Belge bölümü →
______________________________

Kendini Bilme Yolculuğu: Bağdat’tan Öteye Anlam Arayışı
- Esme Altuncevahir

- Jun 29
- 5 min read
Bu yazı https://coachmagazine.net/ dergisinde yayınlanmıştır.
İnsan, hayata gözlerini açtığı ilk anda büyüleyici bir başlangıç yapar. Taze bir ruh, dünya
sahnesine adım atarken, mucizelerle dolu bir hazine sandığı gibi birçok bilgi ve yetenekle
donatılmıştır. Anne sevgisiyle şekillenen bu ruh, hayatı boyunca sayısız deneyim, değişim ve
dönüşüm yaşar. Ancak bu yolculuk her zaman düz bir çizgide ilerlemez; zaman zaman düşmek,
kalkmak, yükselmek, tekrar düşmek ve yeniden yola koyulmak bir yaşam eğirisi oluşturur. Bu,
hayatın kaçınılmaz döngüsüdür. Bu döngü içinde yorgun hissetsek de devam etmek ve
deneyimlerimizin eşiğinden geçmek esastır.
Şamanizmde dört yön ve dört element, kozmik dengeyi ve doğanın temel güçlerini simgeler.

______________________________

Liste →
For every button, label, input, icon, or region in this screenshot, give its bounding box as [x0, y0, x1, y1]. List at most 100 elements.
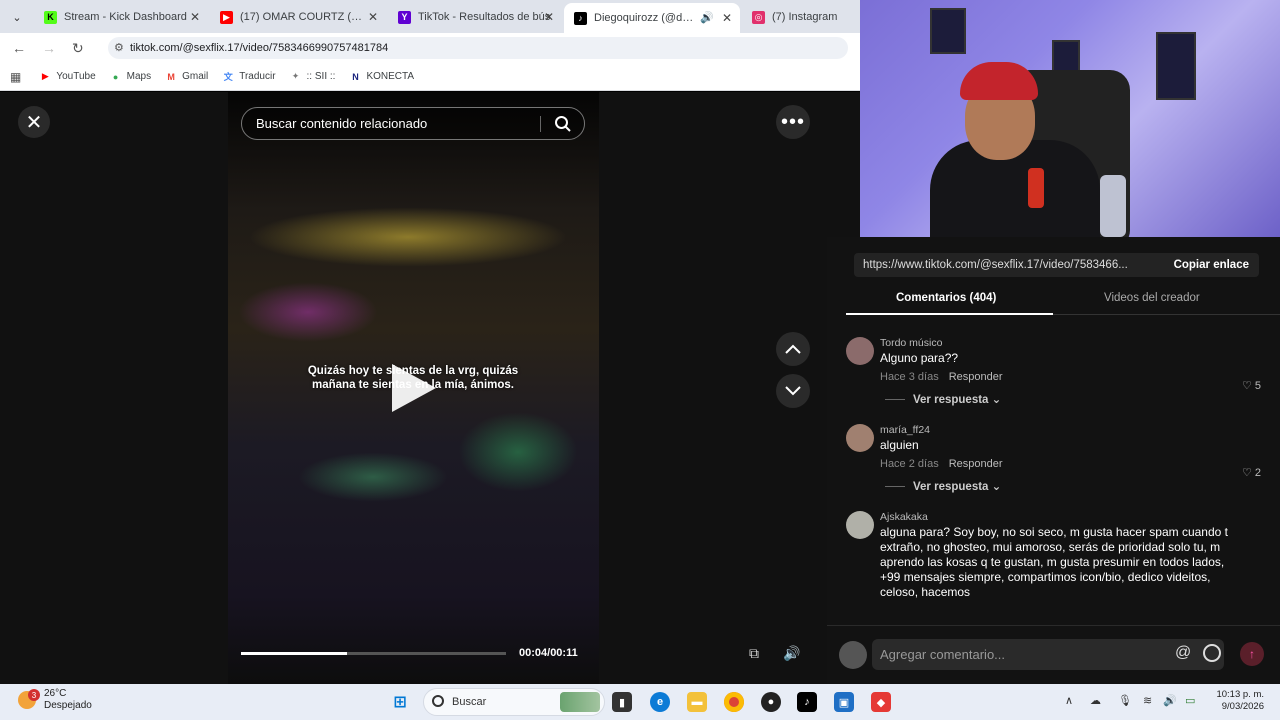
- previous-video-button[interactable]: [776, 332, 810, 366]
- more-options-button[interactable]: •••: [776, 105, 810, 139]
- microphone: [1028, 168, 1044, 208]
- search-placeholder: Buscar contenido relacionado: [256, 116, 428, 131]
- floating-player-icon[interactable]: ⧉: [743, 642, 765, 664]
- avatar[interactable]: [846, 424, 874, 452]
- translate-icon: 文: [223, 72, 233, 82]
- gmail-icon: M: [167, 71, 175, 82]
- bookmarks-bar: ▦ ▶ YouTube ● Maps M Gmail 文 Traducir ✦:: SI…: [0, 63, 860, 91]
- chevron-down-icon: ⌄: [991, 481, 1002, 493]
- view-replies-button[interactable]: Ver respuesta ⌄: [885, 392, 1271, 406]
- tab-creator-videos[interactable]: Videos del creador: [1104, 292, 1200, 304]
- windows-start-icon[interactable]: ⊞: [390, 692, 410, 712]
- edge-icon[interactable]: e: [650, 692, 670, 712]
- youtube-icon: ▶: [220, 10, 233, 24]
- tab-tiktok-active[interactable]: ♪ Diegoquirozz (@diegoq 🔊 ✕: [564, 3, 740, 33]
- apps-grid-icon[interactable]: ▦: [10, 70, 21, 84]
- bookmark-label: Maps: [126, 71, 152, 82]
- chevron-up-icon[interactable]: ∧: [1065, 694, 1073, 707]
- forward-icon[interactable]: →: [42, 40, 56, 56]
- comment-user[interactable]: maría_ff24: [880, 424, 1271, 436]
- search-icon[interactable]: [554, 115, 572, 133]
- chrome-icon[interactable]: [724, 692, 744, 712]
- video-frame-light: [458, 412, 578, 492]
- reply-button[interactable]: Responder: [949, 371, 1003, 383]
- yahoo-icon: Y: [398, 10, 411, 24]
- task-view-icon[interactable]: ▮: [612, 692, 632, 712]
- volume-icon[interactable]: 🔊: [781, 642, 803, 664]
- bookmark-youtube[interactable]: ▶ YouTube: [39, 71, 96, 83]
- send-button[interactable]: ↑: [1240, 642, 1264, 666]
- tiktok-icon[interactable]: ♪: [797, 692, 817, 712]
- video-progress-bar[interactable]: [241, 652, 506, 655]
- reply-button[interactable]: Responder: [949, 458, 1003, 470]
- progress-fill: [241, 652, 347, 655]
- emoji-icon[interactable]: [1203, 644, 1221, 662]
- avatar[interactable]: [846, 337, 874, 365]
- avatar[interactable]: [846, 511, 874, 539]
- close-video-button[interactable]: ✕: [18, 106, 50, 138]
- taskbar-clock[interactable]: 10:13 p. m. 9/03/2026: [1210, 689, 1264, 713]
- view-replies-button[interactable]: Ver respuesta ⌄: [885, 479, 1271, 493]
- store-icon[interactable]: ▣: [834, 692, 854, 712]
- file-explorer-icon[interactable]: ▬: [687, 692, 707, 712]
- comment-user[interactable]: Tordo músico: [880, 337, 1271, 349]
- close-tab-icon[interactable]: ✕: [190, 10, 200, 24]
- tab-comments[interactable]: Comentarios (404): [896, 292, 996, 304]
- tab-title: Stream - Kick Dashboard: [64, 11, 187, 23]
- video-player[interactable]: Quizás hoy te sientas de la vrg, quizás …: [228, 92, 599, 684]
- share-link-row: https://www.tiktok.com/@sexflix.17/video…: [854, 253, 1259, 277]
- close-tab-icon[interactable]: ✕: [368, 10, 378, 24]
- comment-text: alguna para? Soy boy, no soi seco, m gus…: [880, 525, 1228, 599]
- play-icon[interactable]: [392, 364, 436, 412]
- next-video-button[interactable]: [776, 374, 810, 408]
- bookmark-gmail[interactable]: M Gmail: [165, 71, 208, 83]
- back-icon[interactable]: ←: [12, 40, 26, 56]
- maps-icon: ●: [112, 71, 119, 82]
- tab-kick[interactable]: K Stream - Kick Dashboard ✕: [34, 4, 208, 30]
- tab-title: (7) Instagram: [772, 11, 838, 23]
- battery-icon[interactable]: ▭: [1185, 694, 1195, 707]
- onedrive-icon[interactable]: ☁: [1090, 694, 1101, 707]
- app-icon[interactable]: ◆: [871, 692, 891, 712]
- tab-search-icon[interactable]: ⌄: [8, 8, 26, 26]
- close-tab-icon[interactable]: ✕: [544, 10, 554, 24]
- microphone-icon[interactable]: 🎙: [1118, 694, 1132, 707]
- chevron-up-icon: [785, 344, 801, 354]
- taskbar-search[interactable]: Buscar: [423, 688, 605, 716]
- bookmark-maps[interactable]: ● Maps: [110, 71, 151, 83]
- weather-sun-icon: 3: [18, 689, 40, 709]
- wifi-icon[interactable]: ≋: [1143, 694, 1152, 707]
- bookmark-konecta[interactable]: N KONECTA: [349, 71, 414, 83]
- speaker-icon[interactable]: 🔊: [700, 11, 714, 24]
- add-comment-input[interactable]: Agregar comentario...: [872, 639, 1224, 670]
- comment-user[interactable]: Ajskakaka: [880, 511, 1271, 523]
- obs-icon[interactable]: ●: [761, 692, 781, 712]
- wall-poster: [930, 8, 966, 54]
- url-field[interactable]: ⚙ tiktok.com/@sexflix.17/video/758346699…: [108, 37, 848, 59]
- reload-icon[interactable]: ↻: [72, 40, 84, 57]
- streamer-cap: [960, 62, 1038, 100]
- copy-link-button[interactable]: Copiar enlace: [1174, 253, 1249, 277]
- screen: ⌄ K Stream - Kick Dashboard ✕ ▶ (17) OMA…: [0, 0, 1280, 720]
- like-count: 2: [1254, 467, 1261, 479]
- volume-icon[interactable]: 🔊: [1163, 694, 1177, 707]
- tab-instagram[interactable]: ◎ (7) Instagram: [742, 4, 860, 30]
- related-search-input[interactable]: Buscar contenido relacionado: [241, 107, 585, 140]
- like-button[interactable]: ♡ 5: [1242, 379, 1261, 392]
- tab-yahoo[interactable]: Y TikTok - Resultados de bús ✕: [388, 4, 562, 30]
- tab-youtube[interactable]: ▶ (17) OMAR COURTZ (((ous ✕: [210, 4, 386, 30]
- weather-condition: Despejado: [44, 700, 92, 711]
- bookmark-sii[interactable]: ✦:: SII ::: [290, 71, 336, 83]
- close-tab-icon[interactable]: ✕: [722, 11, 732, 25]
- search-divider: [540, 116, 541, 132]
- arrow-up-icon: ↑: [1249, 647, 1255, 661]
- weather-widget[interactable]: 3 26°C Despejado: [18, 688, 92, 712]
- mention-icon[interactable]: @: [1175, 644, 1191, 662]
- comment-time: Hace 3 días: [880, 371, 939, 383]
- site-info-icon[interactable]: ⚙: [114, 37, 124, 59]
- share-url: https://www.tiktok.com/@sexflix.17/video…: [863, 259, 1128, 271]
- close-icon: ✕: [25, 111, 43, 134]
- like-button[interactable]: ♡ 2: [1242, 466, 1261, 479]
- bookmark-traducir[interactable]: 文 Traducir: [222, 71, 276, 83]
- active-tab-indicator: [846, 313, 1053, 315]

______________________________

Uyulacak talimatlar →
Kendini bilme yazısında "Kendini Bilme Yolculuğu: Bağdat’tan" ile başlayıp "eşiğinden geçmek esastır." ifadesine kadar, bu ifade de dahil olmak üzere, süren kısmı hiç değiştirmeden yazın.

Problemin çözümü →
Kendini Bilme Yolculuğu: Bağdat’tan Öteye Anlam Arayışı
- Esme Altuncevahir

- Jun 29
- 5 min read
Bu yazı https://coachmagazine.net/ dergisinde yayınlanmıştır.
İnsan, hayata gözlerini açtığı ilk anda büyüleyici bir başlangıç yapar. Taze bir ruh, dünya
sahnesine adım atarken, mucizelerle dolu bir hazine sandığı gibi birçok bilgi ve yetenekle
donatılmıştır. Anne sevgisiyle şekillenen bu ruh, hayatı boyunca sayısız deneyim, değişim ve
dönüşüm yaşar. Ancak bu yolculuk her zaman düz bir çizgide ilerlemez; zaman zaman düşmek,
kalkmak, yükselmek, tekrar düşmek ve yeniden yola koyulmak bir yaşam eğirisi oluşturur. Bu,
hayatın kaçınılmaz döngüsüdür. Bu döngü içinde yorgun hissetsek de devam etmek ve
deneyimlerimizin eşiğinden geçmek esastır.